[A block of data]
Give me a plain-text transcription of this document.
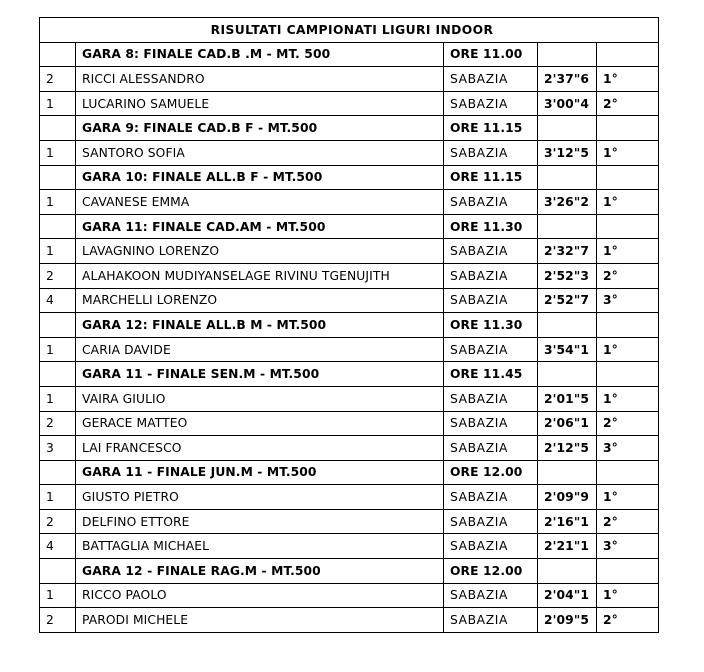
RISULTATI CAMPIONATI LIGURI INDOOR				
	GARA 8: FINALE CAD.B .M - MT. 500	ORE 11.00		
2	RICCI ALESSANDRO	SABAZIA	2'37"6	1°
1	LUCARINO SAMUELE	SABAZIA	3'00"4	2°
	GARA 9: FINALE CAD.B F - MT.500	ORE 11.15		
1	SANTORO SOFIA	SABAZIA	3'12"5	1°
	GARA 10: FINALE ALL.B F - MT.500	ORE 11.15		
1	CAVANESE EMMA	SABAZIA	3'26"2	1°
	GARA 11: FINALE CAD.AM - MT.500	ORE 11.30		
1	LAVAGNINO LORENZO	SABAZIA	2'32"7	1°
2	ALAHAKOON MUDIYANSELAGE RIVINU TGENUJITH	SABAZIA	2'52"3	2°
4	MARCHELLI LORENZO	SABAZIA	2'52"7	3°
	GARA 12: FINALE ALL.B M - MT.500	ORE 11.30		
1	CARIA DAVIDE	SABAZIA	3'54"1	1°
	GARA 11 - FINALE SEN.M - MT.500	ORE 11.45		
1	VAIRA GIULIO	SABAZIA	2'01"5	1°
2	GERACE MATTEO	SABAZIA	2'06"1	2°
3	LAI FRANCESCO	SABAZIA	2'12"5	3°
	GARA 11 - FINALE JUN.M - MT.500	ORE 12.00		
1	GIUSTO PIETRO	SABAZIA	2'09"9	1°
2	DELFINO ETTORE	SABAZIA	2'16"1	2°
4	BATTAGLIA MICHAEL	SABAZIA	2'21"1	3°
	GARA 12 - FINALE RAG.M - MT.500	ORE 12.00		
1	RICCO PAOLO	SABAZIA	2'04"1	1°
2	PARODI MICHELE	SABAZIA	2'09"5	2°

> [GIVEN PROBLEM] All of the data needs repeating exactly, but the pictures do not.

> [SOLUTION TO THIS PROBLEM]
Give me a plain-text transcription of this document.
RISULTATI CAMPIONATI LIGURI INDOOR				
	GARA 8: FINALE CAD.B .M - MT. 500	ORE 11.00		
2	RICCI ALESSANDRO	SABAZIA	2'37"6	1°
1	LUCARINO SAMUELE	SABAZIA	3'00"4	2°
	GARA 9: FINALE CAD.B F - MT.500	ORE 11.15		
1	SANTORO SOFIA	SABAZIA	3'12"5	1°
	GARA 10: FINALE ALL.B F - MT.500	ORE 11.15		
1	CAVANESE EMMA	SABAZIA	3'26"2	1°
	GARA 11: FINALE CAD.AM - MT.500	ORE 11.30		
1	LAVAGNINO LORENZO	SABAZIA	2'32"7	1°
2	ALAHAKOON MUDIYANSELAGE RIVINU TGENUJITH	SABAZIA	2'52"3	2°
4	MARCHELLI LORENZO	SABAZIA	2'52"7	3°
	GARA 12: FINALE ALL.B M - MT.500	ORE 11.30		
1	CARIA DAVIDE	SABAZIA	3'54"1	1°
	GARA 11 - FINALE SEN.M - MT.500	ORE 11.45		
1	VAIRA GIULIO	SABAZIA	2'01"5	1°
2	GERACE MATTEO	SABAZIA	2'06"1	2°
3	LAI FRANCESCO	SABAZIA	2'12"5	3°
	GARA 11 - FINALE JUN.M - MT.500	ORE 12.00		
1	GIUSTO PIETRO	SABAZIA	2'09"9	1°
2	DELFINO ETTORE	SABAZIA	2'16"1	2°
4	BATTAGLIA MICHAEL	SABAZIA	2'21"1	3°
	GARA 12 - FINALE RAG.M - MT.500	ORE 12.00		
1	RICCO PAOLO	SABAZIA	2'04"1	1°
2	PARODI MICHELE	SABAZIA	2'09"5	2°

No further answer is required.